-- Supplied material --
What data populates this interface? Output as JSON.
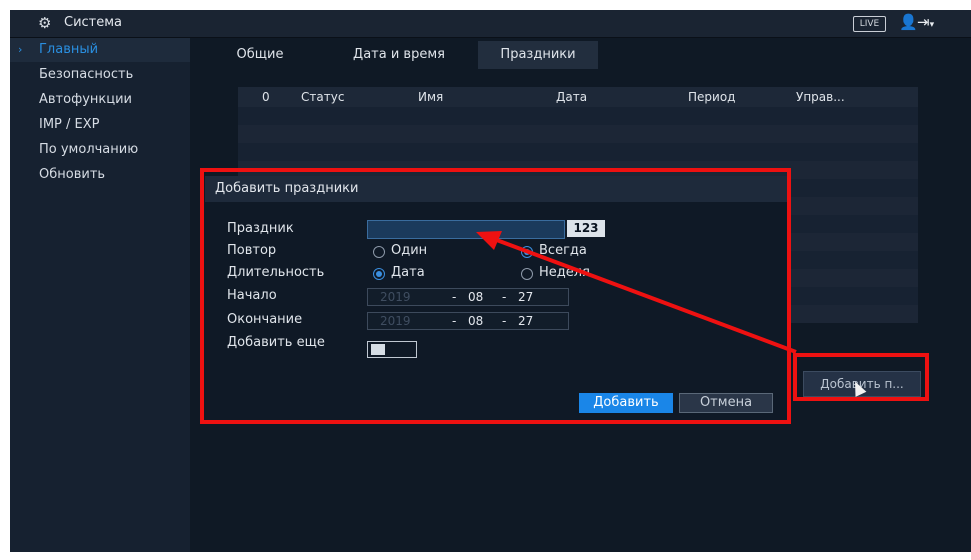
{
  "header": {
    "title": "Система",
    "live_badge": "LIVE"
  },
  "sidebar": {
    "items": [
      {
        "label": "Главный",
        "active": true
      },
      {
        "label": "Безопасность"
      },
      {
        "label": "Автофункции"
      },
      {
        "label": "IMP / EXP"
      },
      {
        "label": "По умолчанию"
      },
      {
        "label": "Обновить"
      }
    ]
  },
  "tabs": [
    {
      "label": "Общие"
    },
    {
      "label": "Дата и время"
    },
    {
      "label": "Праздники",
      "selected": true
    }
  ],
  "table": {
    "columns": [
      "0",
      "Статус",
      "Имя",
      "Дата",
      "Период",
      "Управ..."
    ],
    "rows": []
  },
  "add_button": {
    "label": "Добавить п..."
  },
  "dialog": {
    "title": "Добавить праздники",
    "fields": {
      "holiday_label": "Праздник",
      "holiday_value": "",
      "keyboard_badge": "123",
      "repeat_label": "Повтор",
      "repeat_options": [
        "Один",
        "Всегда"
      ],
      "repeat_selected": "Всегда",
      "duration_label": "Длительность",
      "duration_options": [
        "Дата",
        "Неделя"
      ],
      "duration_selected": "Дата",
      "start_label": "Начало",
      "start": {
        "year": "2019",
        "month": "08",
        "day": "27"
      },
      "end_label": "Окончание",
      "end": {
        "year": "2019",
        "month": "08",
        "day": "27"
      },
      "add_more_label": "Добавить еще"
    },
    "buttons": {
      "ok": "Добавить",
      "cancel": "Отмена"
    }
  },
  "colors": {
    "accent": "#1a86e8",
    "highlight": "#ee1111",
    "background": "#0c1520"
  }
}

-- Stated exercise --
Leave out the pictures and restate everything else word for word.

-- Result --
What data populates this interface? Output as JSON.
{
  "header": {
    "title": "Система",
    "live_badge": "LIVE"
  },
  "sidebar": {
    "items": [
      {
        "label": "Главный",
        "active": true
      },
      {
        "label": "Безопасность"
      },
      {
        "label": "Автофункции"
      },
      {
        "label": "IMP / EXP"
      },
      {
        "label": "По умолчанию"
      },
      {
        "label": "Обновить"
      }
    ]
  },
  "tabs": [
    {
      "label": "Общие"
    },
    {
      "label": "Дата и время"
    },
    {
      "label": "Праздники",
      "selected": true
    }
  ],
  "table": {
    "columns": [
      "0",
      "Статус",
      "Имя",
      "Дата",
      "Период",
      "Управ..."
    ],
    "rows": []
  },
  "add_button": {
    "label": "Добавить п..."
  },
  "dialog": {
    "title": "Добавить праздники",
    "fields": {
      "holiday_label": "Праздник",
      "holiday_value": "",
      "keyboard_badge": "123",
      "repeat_label": "Повтор",
      "repeat_options": [
        "Один",
        "Всегда"
      ],
      "repeat_selected": "Всегда",
      "duration_label": "Длительность",
      "duration_options": [
        "Дата",
        "Неделя"
      ],
      "duration_selected": "Дата",
      "start_label": "Начало",
      "start": {
        "year": "2019",
        "month": "08",
        "day": "27"
      },
      "end_label": "Окончание",
      "end": {
        "year": "2019",
        "month": "08",
        "day": "27"
      },
      "add_more_label": "Добавить еще"
    },
    "buttons": {
      "ok": "Добавить",
      "cancel": "Отмена"
    }
  },
  "colors": {
    "accent": "#1a86e8",
    "highlight": "#ee1111",
    "background": "#0c1520"
  }
}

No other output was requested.